**Goal**. Your task is to transcribe all of the data below exactly, omitting the images.

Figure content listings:
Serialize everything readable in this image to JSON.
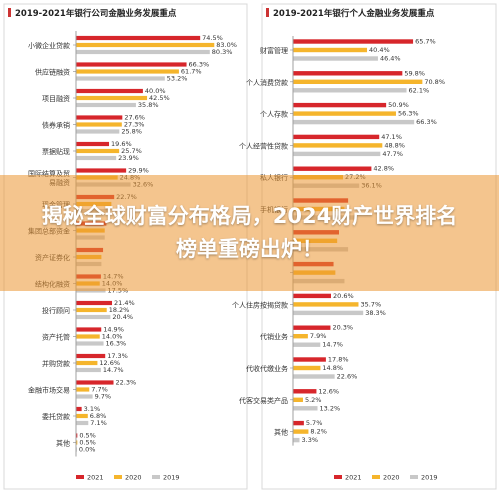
{
  "colors": {
    "2021": "#d7262b",
    "2020": "#f5b52c",
    "2019": "#c8c8c8",
    "header_mark": "#cc3333"
  },
  "banner": {
    "text": "揭秘全球财富分布格局，2024财产世界排名榜单重磅出炉！"
  },
  "chart_data": [
    {
      "type": "bar",
      "orientation": "horizontal",
      "title": "2019-2021年银行公司金融业务发展重点",
      "categories": [
        "小微企业贷款",
        "供应链融资",
        "项目融资",
        "债券承销",
        "票据贴现",
        "国际结算及贸易融资",
        "现金管理",
        "集团总部资金",
        "资产证券化",
        "结构化融资",
        "投行顾问",
        "资产托管",
        "并购贷款",
        "金融市场交易",
        "委托贷款",
        "其他"
      ],
      "series": [
        {
          "name": "2021",
          "values": [
            74.5,
            66.3,
            40.0,
            27.6,
            19.6,
            29.9,
            22.7,
            18.0,
            16.0,
            14.7,
            21.4,
            14.9,
            17.3,
            22.3,
            3.1,
            0.5
          ]
        },
        {
          "name": "2020",
          "values": [
            83.0,
            61.7,
            42.5,
            27.3,
            25.7,
            24.8,
            21.0,
            17.0,
            15.0,
            14.0,
            18.2,
            14.0,
            12.6,
            7.7,
            6.8,
            0.5
          ]
        },
        {
          "name": "2019",
          "values": [
            80.3,
            53.2,
            35.8,
            25.8,
            23.9,
            32.6,
            20.0,
            17.0,
            15.0,
            17.5,
            20.4,
            16.3,
            14.7,
            9.7,
            7.1,
            0.0
          ]
        }
      ],
      "value_labels": [
        [
          "74.5%",
          "83.0%",
          "80.3%"
        ],
        [
          "66.3%",
          "61.7%",
          "53.2%"
        ],
        [
          "40.0%",
          "42.5%",
          "35.8%"
        ],
        [
          "27.6%",
          "27.3%",
          "25.8%"
        ],
        [
          "19.6%",
          "25.7%",
          "23.9%"
        ],
        [
          "29.9%",
          "24.8%",
          "32.6%"
        ],
        [
          "22.7%",
          "",
          ""
        ],
        [
          "",
          "",
          ""
        ],
        [
          "",
          "",
          ""
        ],
        [
          "14.7%",
          "14.0%",
          "17.5%"
        ],
        [
          "21.4%",
          "18.2%",
          "20.4%"
        ],
        [
          "14.9%",
          "14.0%",
          "16.3%"
        ],
        [
          "17.3%",
          "12.6%",
          "14.7%"
        ],
        [
          "22.3%",
          "7.7%",
          "9.7%"
        ],
        [
          "3.1%",
          "6.8%",
          "7.1%"
        ],
        [
          "0.5%",
          "0.5%",
          "0.0%"
        ]
      ],
      "xlim": [
        0,
        100
      ],
      "legend": [
        "2021",
        "2020",
        "2019"
      ],
      "legend_position": "bottom"
    },
    {
      "type": "bar",
      "orientation": "horizontal",
      "title": "2019-2021年银行个人金融业务发展重点",
      "categories": [
        "财富管理",
        "个人消费贷款",
        "个人存款",
        "个人经营性贷款",
        "私人银行",
        "手机银行",
        "",
        "",
        "个人住房按揭贷款",
        "代销业务",
        "代收代缴业务",
        "代客交易类产品",
        "其他"
      ],
      "series": [
        {
          "name": "2021",
          "values": [
            65.7,
            59.8,
            50.9,
            47.1,
            42.8,
            30.0,
            25.0,
            22.0,
            20.6,
            20.3,
            17.8,
            12.6,
            5.7
          ]
        },
        {
          "name": "2020",
          "values": [
            40.4,
            70.8,
            56.3,
            48.8,
            27.2,
            28.0,
            24.0,
            23.0,
            35.7,
            7.9,
            14.8,
            5.2,
            8.2
          ]
        },
        {
          "name": "2019",
          "values": [
            46.4,
            62.1,
            66.3,
            47.7,
            36.1,
            35.0,
            30.0,
            28.0,
            38.3,
            14.7,
            22.6,
            13.2,
            3.3
          ]
        }
      ],
      "value_labels": [
        [
          "65.7%",
          "40.4%",
          "46.4%"
        ],
        [
          "59.8%",
          "70.8%",
          "62.1%"
        ],
        [
          "50.9%",
          "56.3%",
          "66.3%"
        ],
        [
          "47.1%",
          "48.8%",
          "47.7%"
        ],
        [
          "42.8%",
          "27.2%",
          "36.1%"
        ],
        [
          "",
          "",
          ""
        ],
        [
          "",
          "",
          ""
        ],
        [
          "",
          "",
          ""
        ],
        [
          "20.6%",
          "35.7%",
          "38.3%"
        ],
        [
          "20.3%",
          "7.9%",
          "14.7%"
        ],
        [
          "17.8%",
          "14.8%",
          "22.6%"
        ],
        [
          "12.6%",
          "5.2%",
          "13.2%"
        ],
        [
          "5.7%",
          "8.2%",
          "3.3%"
        ]
      ],
      "xlim": [
        0,
        100
      ],
      "legend": [
        "2021",
        "2020",
        "2019"
      ],
      "legend_position": "bottom"
    }
  ]
}
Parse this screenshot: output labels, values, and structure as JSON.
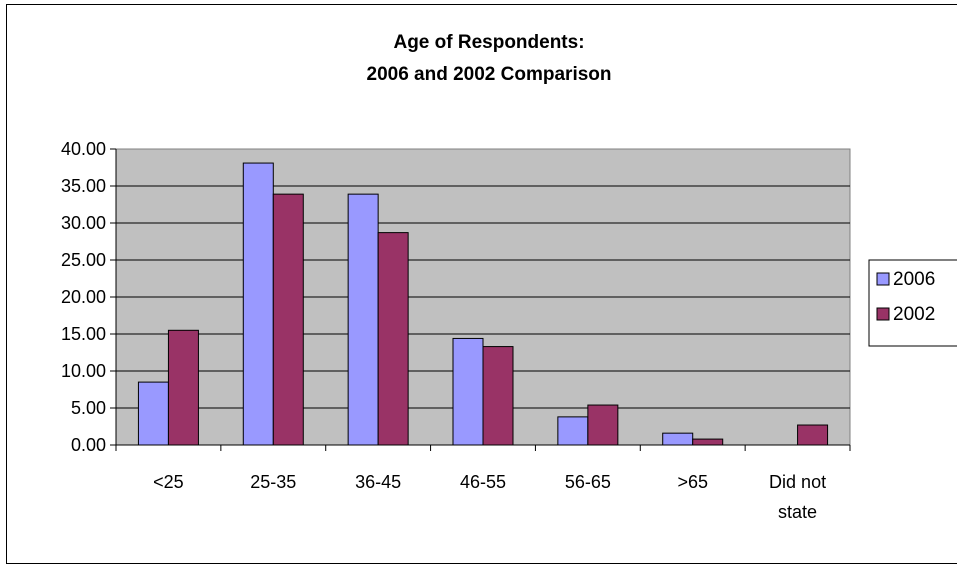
{
  "chart_data": {
    "type": "bar",
    "title_lines": [
      "Age of Respondents:",
      "2006 and 2002 Comparison"
    ],
    "categories": [
      "<25",
      "25-35",
      "36-45",
      "46-55",
      "56-65",
      ">65",
      "Did not state"
    ],
    "category_label_lines": [
      [
        "<25"
      ],
      [
        "25-35"
      ],
      [
        "36-45"
      ],
      [
        "46-55"
      ],
      [
        "56-65"
      ],
      [
        ">65"
      ],
      [
        "Did not",
        "state"
      ]
    ],
    "series": [
      {
        "name": "2006",
        "color": "#9999ff",
        "values": [
          8.5,
          38.1,
          33.9,
          14.4,
          3.8,
          1.6,
          null
        ]
      },
      {
        "name": "2002",
        "color": "#993366",
        "values": [
          15.5,
          33.9,
          28.7,
          13.3,
          5.4,
          0.8,
          2.7
        ]
      }
    ],
    "ylim": [
      0,
      40
    ],
    "yticks": [
      "0.00",
      "5.00",
      "10.00",
      "15.00",
      "20.00",
      "25.00",
      "30.00",
      "35.00",
      "40.00"
    ],
    "plot_background": "#c0c0c0",
    "grid": true,
    "legend_position": "right"
  }
}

**Result of this task**.
Serialize everything readable in this image to JSON.
{
  "colors": {
    "2021": "#d7262b",
    "2020": "#f5b52c",
    "2019": "#c8c8c8",
    "header_mark": "#cc3333"
  },
  "banner": {
    "text": "揭秘全球财富分布格局，2024财产世界排名榜单重磅出炉！"
  },
  "chart_data": [
    {
      "type": "bar",
      "orientation": "horizontal",
      "title": "2019-2021年银行公司金融业务发展重点",
      "categories": [
        "小微企业贷款",
        "供应链融资",
        "项目融资",
        "债券承销",
        "票据贴现",
        "国际结算及贸易融资",
        "现金管理",
        "集团总部资金",
        "资产证券化",
        "结构化融资",
        "投行顾问",
        "资产托管",
        "并购贷款",
        "金融市场交易",
        "委托贷款",
        "其他"
      ],
      "series": [
        {
          "name": "2021",
          "values": [
            74.5,
            66.3,
            40.0,
            27.6,
            19.6,
            29.9,
            22.7,
            18.0,
            16.0,
            14.7,
            21.4,
            14.9,
            17.3,
            22.3,
            3.1,
            0.5
          ]
        },
        {
          "name": "2020",
          "values": [
            83.0,
            61.7,
            42.5,
            27.3,
            25.7,
            24.8,
            21.0,
            17.0,
            15.0,
            14.0,
            18.2,
            14.0,
            12.6,
            7.7,
            6.8,
            0.5
          ]
        },
        {
          "name": "2019",
          "values": [
            80.3,
            53.2,
            35.8,
            25.8,
            23.9,
            32.6,
            20.0,
            17.0,
            15.0,
            17.5,
            20.4,
            16.3,
            14.7,
            9.7,
            7.1,
            0.0
          ]
        }
      ],
      "value_labels": [
        [
          "74.5%",
          "83.0%",
          "80.3%"
        ],
        [
          "66.3%",
          "61.7%",
          "53.2%"
        ],
        [
          "40.0%",
          "42.5%",
          "35.8%"
        ],
        [
          "27.6%",
          "27.3%",
          "25.8%"
        ],
        [
          "19.6%",
          "25.7%",
          "23.9%"
        ],
        [
          "29.9%",
          "24.8%",
          "32.6%"
        ],
        [
          "22.7%",
          "",
          ""
        ],
        [
          "",
          "",
          ""
        ],
        [
          "",
          "",
          ""
        ],
        [
          "14.7%",
          "14.0%",
          "17.5%"
        ],
        [
          "21.4%",
          "18.2%",
          "20.4%"
        ],
        [
          "14.9%",
          "14.0%",
          "16.3%"
        ],
        [
          "17.3%",
          "12.6%",
          "14.7%"
        ],
        [
          "22.3%",
          "7.7%",
          "9.7%"
        ],
        [
          "3.1%",
          "6.8%",
          "7.1%"
        ],
        [
          "0.5%",
          "0.5%",
          "0.0%"
        ]
      ],
      "xlim": [
        0,
        100
      ],
      "legend": [
        "2021",
        "2020",
        "2019"
      ],
      "legend_position": "bottom"
    },
    {
      "type": "bar",
      "orientation": "horizontal",
      "title": "2019-2021年银行个人金融业务发展重点",
      "categories": [
        "财富管理",
        "个人消费贷款",
        "个人存款",
        "个人经营性贷款",
        "私人银行",
        "手机银行",
        "",
        "",
        "个人住房按揭贷款",
        "代销业务",
        "代收代缴业务",
        "代客交易类产品",
        "其他"
      ],
      "series": [
        {
          "name": "2021",
          "values": [
            65.7,
            59.8,
            50.9,
            47.1,
            42.8,
            30.0,
            25.0,
            22.0,
            20.6,
            20.3,
            17.8,
            12.6,
            5.7
          ]
        },
        {
          "name": "2020",
          "values": [
            40.4,
            70.8,
            56.3,
            48.8,
            27.2,
            28.0,
            24.0,
            23.0,
            35.7,
            7.9,
            14.8,
            5.2,
            8.2
          ]
        },
        {
          "name": "2019",
          "values": [
            46.4,
            62.1,
            66.3,
            47.7,
            36.1,
            35.0,
            30.0,
            28.0,
            38.3,
            14.7,
            22.6,
            13.2,
            3.3
          ]
        }
      ],
      "value_labels": [
        [
          "65.7%",
          "40.4%",
          "46.4%"
        ],
        [
          "59.8%",
          "70.8%",
          "62.1%"
        ],
        [
          "50.9%",
          "56.3%",
          "66.3%"
        ],
        [
          "47.1%",
          "48.8%",
          "47.7%"
        ],
        [
          "42.8%",
          "27.2%",
          "36.1%"
        ],
        [
          "",
          "",
          ""
        ],
        [
          "",
          "",
          ""
        ],
        [
          "",
          "",
          ""
        ],
        [
          "20.6%",
          "35.7%",
          "38.3%"
        ],
        [
          "20.3%",
          "7.9%",
          "14.7%"
        ],
        [
          "17.8%",
          "14.8%",
          "22.6%"
        ],
        [
          "12.6%",
          "5.2%",
          "13.2%"
        ],
        [
          "5.7%",
          "8.2%",
          "3.3%"
        ]
      ],
      "xlim": [
        0,
        100
      ],
      "legend": [
        "2021",
        "2020",
        "2019"
      ],
      "legend_position": "bottom"
    }
  ]
}
Parse this screenshot: output labels, values, and structure as JSON.
{
  "chart_data": {
    "type": "bar",
    "title_lines": [
      "Age of Respondents:",
      "2006 and 2002 Comparison"
    ],
    "categories": [
      "<25",
      "25-35",
      "36-45",
      "46-55",
      "56-65",
      ">65",
      "Did not state"
    ],
    "category_label_lines": [
      [
        "<25"
      ],
      [
        "25-35"
      ],
      [
        "36-45"
      ],
      [
        "46-55"
      ],
      [
        "56-65"
      ],
      [
        ">65"
      ],
      [
        "Did not",
        "state"
      ]
    ],
    "series": [
      {
        "name": "2006",
        "color": "#9999ff",
        "values": [
          8.5,
          38.1,
          33.9,
          14.4,
          3.8,
          1.6,
          null
        ]
      },
      {
        "name": "2002",
        "color": "#993366",
        "values": [
          15.5,
          33.9,
          28.7,
          13.3,
          5.4,
          0.8,
          2.7
        ]
      }
    ],
    "ylim": [
      0,
      40
    ],
    "yticks": [
      "0.00",
      "5.00",
      "10.00",
      "15.00",
      "20.00",
      "25.00",
      "30.00",
      "35.00",
      "40.00"
    ],
    "plot_background": "#c0c0c0",
    "grid": true,
    "legend_position": "right"
  }
}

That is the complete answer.